OBJECTIVE: Consider the data that follows and state how many lines contain the string "icon", using the number alone.

Collected data entries
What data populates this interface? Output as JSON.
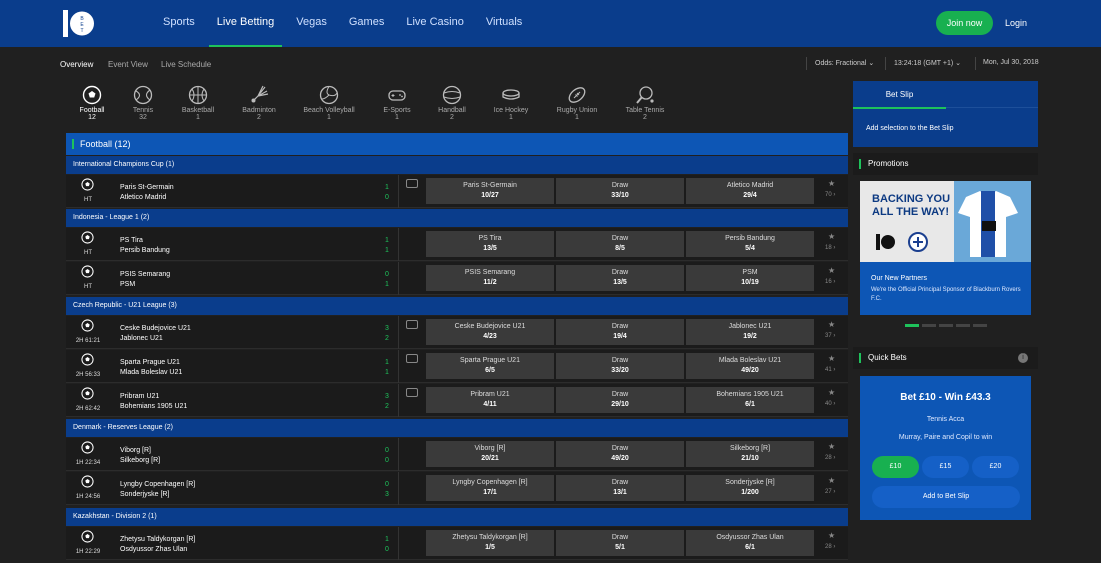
{
  "brand": {
    "logo_text": "10 BET"
  },
  "nav": {
    "items": [
      "Sports",
      "Live Betting",
      "Vegas",
      "Games",
      "Live Casino",
      "Virtuals"
    ],
    "active": "Live Betting",
    "join_label": "Join now",
    "login_label": "Login"
  },
  "subnav": {
    "items": [
      "Overview",
      "Event View",
      "Live Schedule"
    ],
    "odds_label": "Odds: Fractional",
    "time": "13:24:18 (GMT +1)",
    "date": "Mon, Jul 30, 2018"
  },
  "sports": [
    {
      "name": "Football",
      "count": "12",
      "icon": "football-icon"
    },
    {
      "name": "Tennis",
      "count": "32",
      "icon": "tennis-icon"
    },
    {
      "name": "Basketball",
      "count": "1",
      "icon": "basketball-icon"
    },
    {
      "name": "Badminton",
      "count": "2",
      "icon": "badminton-icon"
    },
    {
      "name": "Beach Volleyball",
      "count": "1",
      "icon": "volleyball-icon"
    },
    {
      "name": "E-Sports",
      "count": "1",
      "icon": "gamepad-icon"
    },
    {
      "name": "Handball",
      "count": "2",
      "icon": "handball-icon"
    },
    {
      "name": "Ice Hockey",
      "count": "1",
      "icon": "puck-icon"
    },
    {
      "name": "Rugby Union",
      "count": "1",
      "icon": "rugby-icon"
    },
    {
      "name": "Table Tennis",
      "count": "2",
      "icon": "table-tennis-icon"
    }
  ],
  "main": {
    "sport_header": "Football (12)",
    "draw_label": "Draw",
    "leagues": [
      {
        "name": "International Champions Cup (1)"
      },
      {
        "name": "Indonesia - League 1 (2)"
      },
      {
        "name": "Czech Republic - U21 League (3)"
      },
      {
        "name": "Denmark - Reserves League (2)"
      },
      {
        "name": "Kazakhstan - Division 2 (1)"
      }
    ],
    "matches": [
      {
        "time": "HT",
        "home": "Paris St-Germain",
        "away": "Atletico Madrid",
        "hs": "1",
        "as": "0",
        "stream": true,
        "h_odds": "10/27",
        "d_odds": "33/10",
        "a_odds": "29/4",
        "more": "70"
      },
      {
        "time": "HT",
        "home": "PS Tira",
        "away": "Persib Bandung",
        "hs": "1",
        "as": "1",
        "stream": false,
        "h_odds": "13/5",
        "d_odds": "8/5",
        "a_odds": "5/4",
        "more": "18"
      },
      {
        "time": "HT",
        "home": "PSIS Semarang",
        "away": "PSM",
        "hs": "0",
        "as": "1",
        "stream": false,
        "h_odds": "11/2",
        "d_odds": "13/5",
        "a_odds": "10/19",
        "more": "16"
      },
      {
        "time": "2H 61:21",
        "home": "Ceske Budejovice U21",
        "away": "Jablonec U21",
        "hs": "3",
        "as": "2",
        "stream": true,
        "h_odds": "4/23",
        "d_odds": "19/4",
        "a_odds": "19/2",
        "more": "37"
      },
      {
        "time": "2H 56:33",
        "home": "Sparta Prague U21",
        "away": "Mlada Boleslav U21",
        "hs": "1",
        "as": "1",
        "stream": true,
        "h_odds": "6/5",
        "d_odds": "33/20",
        "a_odds": "49/20",
        "more": "41"
      },
      {
        "time": "2H 62:42",
        "home": "Pribram U21",
        "away": "Bohemians 1905 U21",
        "hs": "3",
        "as": "2",
        "stream": true,
        "h_odds": "4/11",
        "d_odds": "29/10",
        "a_odds": "6/1",
        "more": "40"
      },
      {
        "time": "1H 22:34",
        "home": "Viborg [R]",
        "away": "Silkeborg [R]",
        "hs": "0",
        "as": "0",
        "stream": false,
        "h_odds": "20/21",
        "d_odds": "49/20",
        "a_odds": "21/10",
        "more": "28"
      },
      {
        "time": "1H 24:56",
        "home": "Lyngby Copenhagen [R]",
        "away": "Sonderjyske [R]",
        "hs": "0",
        "as": "3",
        "stream": false,
        "h_odds": "17/1",
        "d_odds": "13/1",
        "a_odds": "1/200",
        "more": "27"
      },
      {
        "time": "1H 22:29",
        "home": "Zhetysu Taldykorgan [R]",
        "away": "Osdyussor Zhas Ulan",
        "hs": "1",
        "as": "0",
        "stream": false,
        "h_odds": "1/5",
        "d_odds": "5/1",
        "a_odds": "6/1",
        "more": "28"
      }
    ]
  },
  "right": {
    "betslip_tab": "Bet Slip",
    "betslip_msg": "Add selection to the Bet Slip",
    "promotions_title": "Promotions",
    "promo_banner_line1": "BACKING YOU",
    "promo_banner_line2": "ALL THE WAY!",
    "promo_title": "Our New Partners",
    "promo_desc": "We're the Official Principal Sponsor of Blackburn Rovers F.C.",
    "quickbets_title": "Quick Bets",
    "qb_headline": "Bet £10 - Win £43.3",
    "qb_sub": "Tennis Acca",
    "qb_desc": "Murray, Paire and Copil to win",
    "stakes": [
      "£10",
      "£15",
      "£20"
    ],
    "add_label": "Add to Bet Slip"
  },
  "colors": {
    "brand_blue": "#0a3d8c",
    "accent_green": "#1ec25b",
    "row_bg": "#1b1b1b"
  }
}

FINISHED EXERCISE: 10